| Requirement |
Beginning with the line that contains "Give me the", reproduce the remaining lines of the material exactly, up to and including the last one, but no pictures.

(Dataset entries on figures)
══════════════════════════════

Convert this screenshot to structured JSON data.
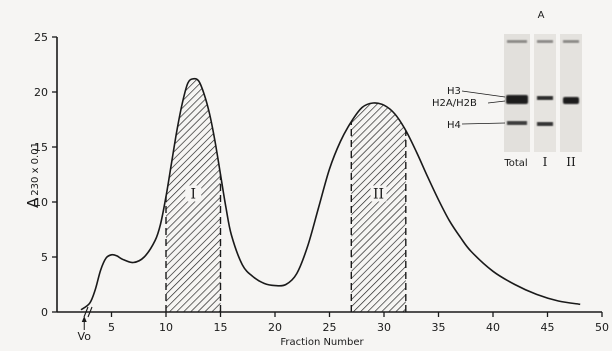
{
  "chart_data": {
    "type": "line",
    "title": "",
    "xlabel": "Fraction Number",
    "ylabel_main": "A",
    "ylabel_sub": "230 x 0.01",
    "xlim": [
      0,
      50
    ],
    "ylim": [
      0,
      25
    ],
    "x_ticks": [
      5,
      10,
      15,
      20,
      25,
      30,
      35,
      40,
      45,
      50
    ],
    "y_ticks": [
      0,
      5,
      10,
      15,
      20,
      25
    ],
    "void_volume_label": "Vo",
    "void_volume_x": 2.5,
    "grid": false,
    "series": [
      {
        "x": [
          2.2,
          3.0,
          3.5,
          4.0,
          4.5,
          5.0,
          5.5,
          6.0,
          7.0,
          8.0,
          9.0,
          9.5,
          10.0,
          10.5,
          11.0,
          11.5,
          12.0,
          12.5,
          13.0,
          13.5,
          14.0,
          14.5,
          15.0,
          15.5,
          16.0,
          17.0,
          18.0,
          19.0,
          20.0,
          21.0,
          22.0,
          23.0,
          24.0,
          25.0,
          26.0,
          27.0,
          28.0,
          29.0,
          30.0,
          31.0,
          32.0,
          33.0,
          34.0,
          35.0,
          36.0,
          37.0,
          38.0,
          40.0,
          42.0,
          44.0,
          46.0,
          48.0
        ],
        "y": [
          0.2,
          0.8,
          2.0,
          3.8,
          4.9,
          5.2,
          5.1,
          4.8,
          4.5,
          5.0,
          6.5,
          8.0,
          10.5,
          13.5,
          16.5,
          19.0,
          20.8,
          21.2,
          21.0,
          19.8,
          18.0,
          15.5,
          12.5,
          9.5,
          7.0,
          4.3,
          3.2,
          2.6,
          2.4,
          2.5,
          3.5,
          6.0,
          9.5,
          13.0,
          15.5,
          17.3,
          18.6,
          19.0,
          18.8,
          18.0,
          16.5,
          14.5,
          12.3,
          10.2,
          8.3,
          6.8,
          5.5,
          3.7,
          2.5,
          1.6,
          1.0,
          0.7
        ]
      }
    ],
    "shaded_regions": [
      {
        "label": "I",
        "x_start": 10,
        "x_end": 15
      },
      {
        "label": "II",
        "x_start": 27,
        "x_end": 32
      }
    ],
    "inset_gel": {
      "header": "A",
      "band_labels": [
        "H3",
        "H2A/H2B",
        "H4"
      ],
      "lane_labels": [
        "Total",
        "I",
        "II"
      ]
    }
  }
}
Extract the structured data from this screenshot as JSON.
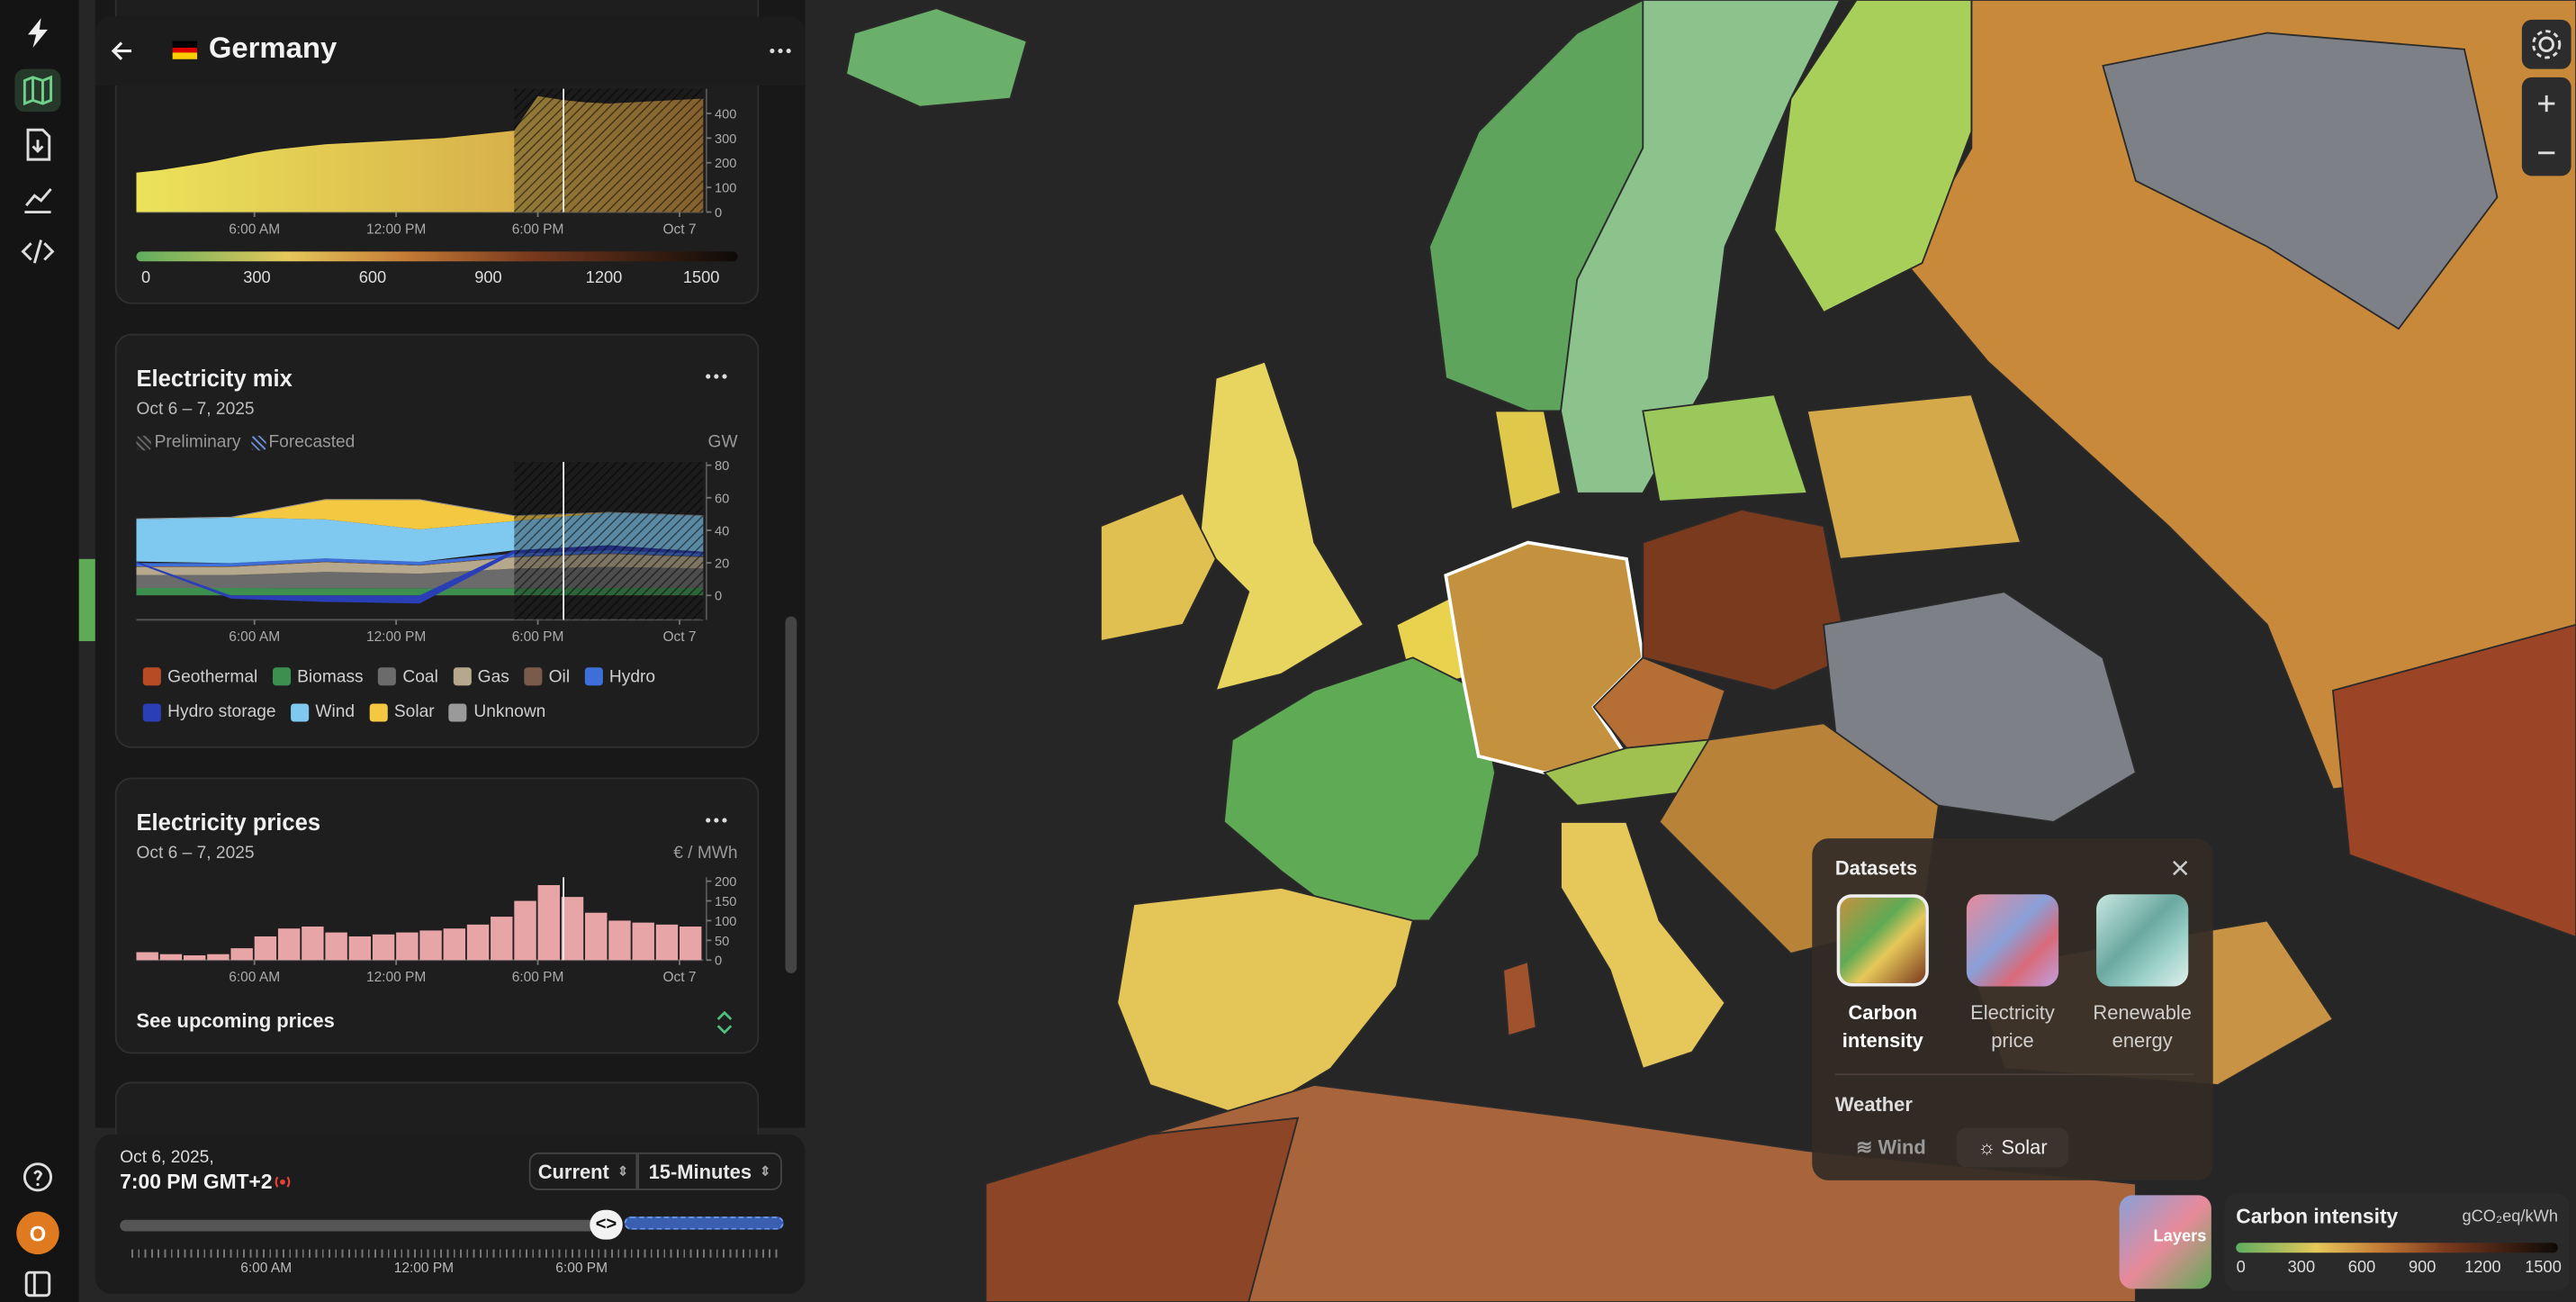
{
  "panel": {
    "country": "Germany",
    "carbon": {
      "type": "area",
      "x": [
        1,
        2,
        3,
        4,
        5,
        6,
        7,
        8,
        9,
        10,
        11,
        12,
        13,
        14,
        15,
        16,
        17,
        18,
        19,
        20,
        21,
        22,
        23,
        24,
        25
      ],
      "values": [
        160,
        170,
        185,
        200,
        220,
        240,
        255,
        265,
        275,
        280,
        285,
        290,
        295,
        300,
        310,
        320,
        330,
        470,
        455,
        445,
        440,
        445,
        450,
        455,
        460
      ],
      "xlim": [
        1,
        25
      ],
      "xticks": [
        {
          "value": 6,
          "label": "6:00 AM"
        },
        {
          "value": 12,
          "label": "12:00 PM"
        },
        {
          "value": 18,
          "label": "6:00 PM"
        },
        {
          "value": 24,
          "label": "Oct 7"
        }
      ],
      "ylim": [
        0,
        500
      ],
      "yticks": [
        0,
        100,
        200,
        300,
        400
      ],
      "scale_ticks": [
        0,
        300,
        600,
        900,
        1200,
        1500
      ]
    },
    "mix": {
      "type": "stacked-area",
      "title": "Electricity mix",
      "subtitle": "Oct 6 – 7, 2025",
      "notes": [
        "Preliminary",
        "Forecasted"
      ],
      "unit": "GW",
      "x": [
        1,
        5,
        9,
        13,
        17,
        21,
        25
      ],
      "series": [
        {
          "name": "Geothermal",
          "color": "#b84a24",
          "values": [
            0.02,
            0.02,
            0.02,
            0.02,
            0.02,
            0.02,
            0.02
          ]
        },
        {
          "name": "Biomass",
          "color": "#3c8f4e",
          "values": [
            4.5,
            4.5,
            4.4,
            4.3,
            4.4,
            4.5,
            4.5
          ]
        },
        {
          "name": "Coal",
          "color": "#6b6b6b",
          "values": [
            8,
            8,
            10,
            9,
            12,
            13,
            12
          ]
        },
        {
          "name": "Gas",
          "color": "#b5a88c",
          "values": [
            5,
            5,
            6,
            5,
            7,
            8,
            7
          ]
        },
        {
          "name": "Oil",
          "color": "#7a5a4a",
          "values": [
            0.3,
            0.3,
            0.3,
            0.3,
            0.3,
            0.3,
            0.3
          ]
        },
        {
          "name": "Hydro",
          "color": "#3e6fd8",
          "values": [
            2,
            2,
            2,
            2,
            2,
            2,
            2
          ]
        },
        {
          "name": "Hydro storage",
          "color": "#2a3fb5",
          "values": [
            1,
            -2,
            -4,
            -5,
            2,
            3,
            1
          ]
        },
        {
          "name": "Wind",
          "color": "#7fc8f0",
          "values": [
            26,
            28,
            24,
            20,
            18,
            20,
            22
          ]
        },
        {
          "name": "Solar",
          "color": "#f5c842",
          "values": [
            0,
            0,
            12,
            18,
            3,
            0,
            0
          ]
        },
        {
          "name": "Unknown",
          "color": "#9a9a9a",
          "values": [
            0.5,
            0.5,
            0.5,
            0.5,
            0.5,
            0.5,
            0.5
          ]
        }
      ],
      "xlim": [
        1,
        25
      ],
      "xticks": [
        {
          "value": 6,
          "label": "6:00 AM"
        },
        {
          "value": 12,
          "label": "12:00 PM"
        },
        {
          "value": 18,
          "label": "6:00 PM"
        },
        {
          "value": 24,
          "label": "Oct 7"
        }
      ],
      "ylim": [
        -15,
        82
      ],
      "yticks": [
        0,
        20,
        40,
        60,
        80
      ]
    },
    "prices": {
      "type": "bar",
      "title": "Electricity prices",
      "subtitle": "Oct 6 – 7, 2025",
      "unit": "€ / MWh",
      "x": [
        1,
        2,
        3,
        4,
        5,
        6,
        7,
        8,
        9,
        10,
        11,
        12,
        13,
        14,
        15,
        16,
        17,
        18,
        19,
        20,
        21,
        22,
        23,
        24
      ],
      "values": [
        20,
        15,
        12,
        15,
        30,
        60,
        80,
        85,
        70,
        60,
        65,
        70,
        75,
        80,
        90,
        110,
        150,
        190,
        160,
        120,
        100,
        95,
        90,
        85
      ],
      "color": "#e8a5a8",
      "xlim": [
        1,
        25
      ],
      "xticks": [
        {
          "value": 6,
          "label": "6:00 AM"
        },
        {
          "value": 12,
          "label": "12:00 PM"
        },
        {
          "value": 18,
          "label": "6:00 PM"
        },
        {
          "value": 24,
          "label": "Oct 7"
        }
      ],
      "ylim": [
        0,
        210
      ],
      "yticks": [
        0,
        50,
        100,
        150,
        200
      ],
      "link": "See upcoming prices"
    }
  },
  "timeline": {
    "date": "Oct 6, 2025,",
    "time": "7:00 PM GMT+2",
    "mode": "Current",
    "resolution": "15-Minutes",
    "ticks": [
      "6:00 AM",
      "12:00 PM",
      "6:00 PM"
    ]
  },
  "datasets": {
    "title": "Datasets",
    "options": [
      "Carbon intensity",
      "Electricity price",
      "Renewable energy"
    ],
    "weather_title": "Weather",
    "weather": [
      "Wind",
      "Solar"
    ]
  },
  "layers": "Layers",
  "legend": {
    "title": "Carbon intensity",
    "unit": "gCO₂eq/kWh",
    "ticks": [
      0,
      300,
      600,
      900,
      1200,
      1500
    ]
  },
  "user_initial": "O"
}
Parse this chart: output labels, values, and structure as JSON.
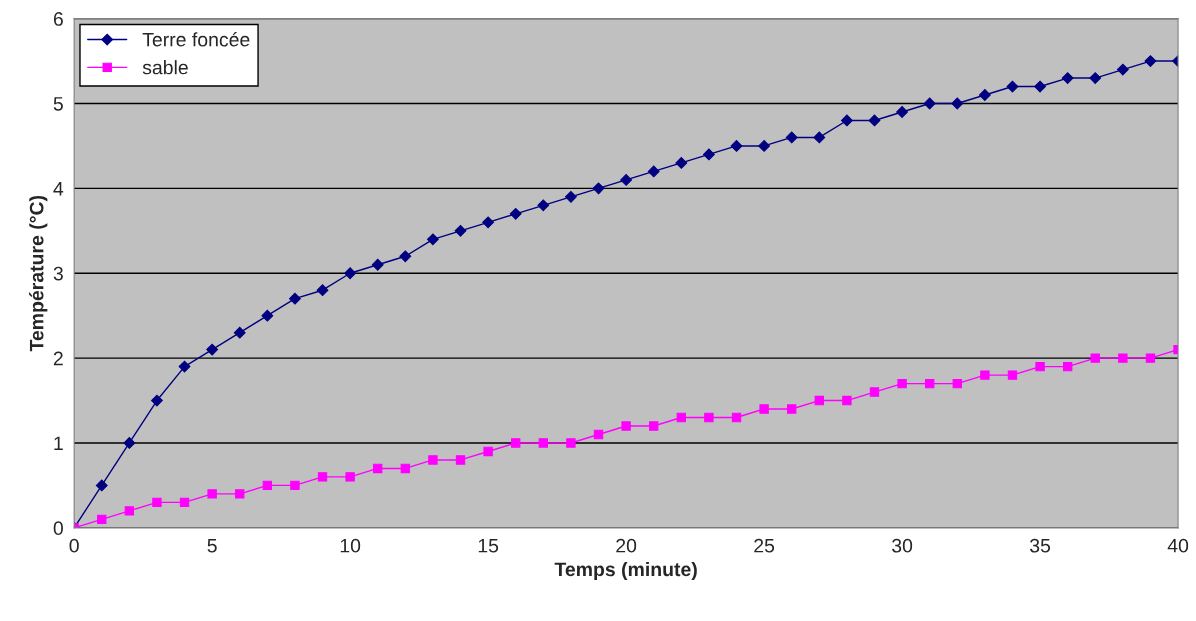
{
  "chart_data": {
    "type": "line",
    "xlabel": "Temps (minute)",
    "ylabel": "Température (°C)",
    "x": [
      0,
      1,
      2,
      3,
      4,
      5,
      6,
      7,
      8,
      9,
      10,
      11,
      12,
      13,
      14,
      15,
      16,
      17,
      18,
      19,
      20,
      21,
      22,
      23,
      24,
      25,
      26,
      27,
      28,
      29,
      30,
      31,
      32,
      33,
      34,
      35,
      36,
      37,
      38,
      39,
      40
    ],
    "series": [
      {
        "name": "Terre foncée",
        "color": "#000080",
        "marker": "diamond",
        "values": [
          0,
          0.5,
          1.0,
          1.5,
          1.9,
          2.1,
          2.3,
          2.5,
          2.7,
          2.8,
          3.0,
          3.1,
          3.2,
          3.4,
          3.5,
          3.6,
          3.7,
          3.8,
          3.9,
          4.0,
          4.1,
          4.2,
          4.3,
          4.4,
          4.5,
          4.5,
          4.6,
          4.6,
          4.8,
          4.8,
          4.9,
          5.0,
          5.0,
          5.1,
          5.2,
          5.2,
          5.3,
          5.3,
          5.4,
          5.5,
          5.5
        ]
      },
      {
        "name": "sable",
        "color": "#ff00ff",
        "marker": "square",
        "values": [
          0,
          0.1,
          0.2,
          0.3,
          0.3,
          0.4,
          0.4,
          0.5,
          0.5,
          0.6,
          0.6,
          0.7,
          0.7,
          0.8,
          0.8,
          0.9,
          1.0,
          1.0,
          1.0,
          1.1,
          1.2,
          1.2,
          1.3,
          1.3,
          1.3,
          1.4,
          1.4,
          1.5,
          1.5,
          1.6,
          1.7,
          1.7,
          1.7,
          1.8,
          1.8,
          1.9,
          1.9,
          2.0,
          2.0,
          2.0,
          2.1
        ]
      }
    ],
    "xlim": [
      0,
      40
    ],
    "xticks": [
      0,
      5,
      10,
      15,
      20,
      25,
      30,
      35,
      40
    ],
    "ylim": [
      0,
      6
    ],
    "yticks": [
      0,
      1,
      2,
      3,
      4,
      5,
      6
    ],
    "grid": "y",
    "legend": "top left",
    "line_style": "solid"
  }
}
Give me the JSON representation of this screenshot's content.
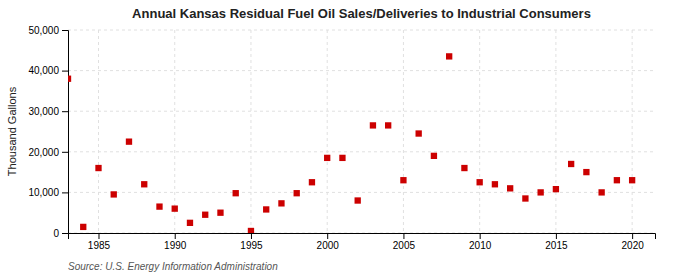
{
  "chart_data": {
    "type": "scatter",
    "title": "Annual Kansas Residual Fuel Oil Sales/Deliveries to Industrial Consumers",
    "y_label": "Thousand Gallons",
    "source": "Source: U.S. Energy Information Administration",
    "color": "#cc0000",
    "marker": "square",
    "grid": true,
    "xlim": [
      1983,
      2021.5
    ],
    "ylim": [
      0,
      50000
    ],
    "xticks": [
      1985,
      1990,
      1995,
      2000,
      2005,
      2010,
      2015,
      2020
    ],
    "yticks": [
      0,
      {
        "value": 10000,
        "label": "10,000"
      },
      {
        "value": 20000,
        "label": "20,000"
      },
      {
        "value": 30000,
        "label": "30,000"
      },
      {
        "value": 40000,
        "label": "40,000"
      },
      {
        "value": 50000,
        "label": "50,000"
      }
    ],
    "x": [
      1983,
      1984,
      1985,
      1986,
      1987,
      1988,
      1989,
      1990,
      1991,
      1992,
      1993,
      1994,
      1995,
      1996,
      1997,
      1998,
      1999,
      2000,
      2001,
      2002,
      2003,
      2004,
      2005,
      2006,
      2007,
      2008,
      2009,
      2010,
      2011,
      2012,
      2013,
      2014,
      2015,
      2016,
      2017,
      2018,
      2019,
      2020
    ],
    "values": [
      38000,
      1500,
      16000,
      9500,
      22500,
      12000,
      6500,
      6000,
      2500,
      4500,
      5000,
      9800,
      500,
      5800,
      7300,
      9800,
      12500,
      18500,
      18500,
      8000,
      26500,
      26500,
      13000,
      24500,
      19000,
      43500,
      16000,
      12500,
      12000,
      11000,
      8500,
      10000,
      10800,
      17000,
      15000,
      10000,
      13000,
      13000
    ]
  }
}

══════════════════════════════

| Written solution |
Give me the JSON representation of this screenshot's content.
{
  "chart_data": {
    "type": "scatter",
    "title": "Annual Kansas Residual Fuel Oil Sales/Deliveries to Industrial Consumers",
    "y_label": "Thousand Gallons",
    "source": "Source: U.S. Energy Information Administration",
    "color": "#cc0000",
    "marker": "square",
    "grid": true,
    "xlim": [
      1983,
      2021.5
    ],
    "ylim": [
      0,
      50000
    ],
    "xticks": [
      1985,
      1990,
      1995,
      2000,
      2005,
      2010,
      2015,
      2020
    ],
    "yticks": [
      0,
      {
        "value": 10000,
        "label": "10,000"
      },
      {
        "value": 20000,
        "label": "20,000"
      },
      {
        "value": 30000,
        "label": "30,000"
      },
      {
        "value": 40000,
        "label": "40,000"
      },
      {
        "value": 50000,
        "label": "50,000"
      }
    ],
    "x": [
      1983,
      1984,
      1985,
      1986,
      1987,
      1988,
      1989,
      1990,
      1991,
      1992,
      1993,
      1994,
      1995,
      1996,
      1997,
      1998,
      1999,
      2000,
      2001,
      2002,
      2003,
      2004,
      2005,
      2006,
      2007,
      2008,
      2009,
      2010,
      2011,
      2012,
      2013,
      2014,
      2015,
      2016,
      2017,
      2018,
      2019,
      2020
    ],
    "values": [
      38000,
      1500,
      16000,
      9500,
      22500,
      12000,
      6500,
      6000,
      2500,
      4500,
      5000,
      9800,
      500,
      5800,
      7300,
      9800,
      12500,
      18500,
      18500,
      8000,
      26500,
      26500,
      13000,
      24500,
      19000,
      43500,
      16000,
      12500,
      12000,
      11000,
      8500,
      10000,
      10800,
      17000,
      15000,
      10000,
      13000,
      13000
    ]
  }
}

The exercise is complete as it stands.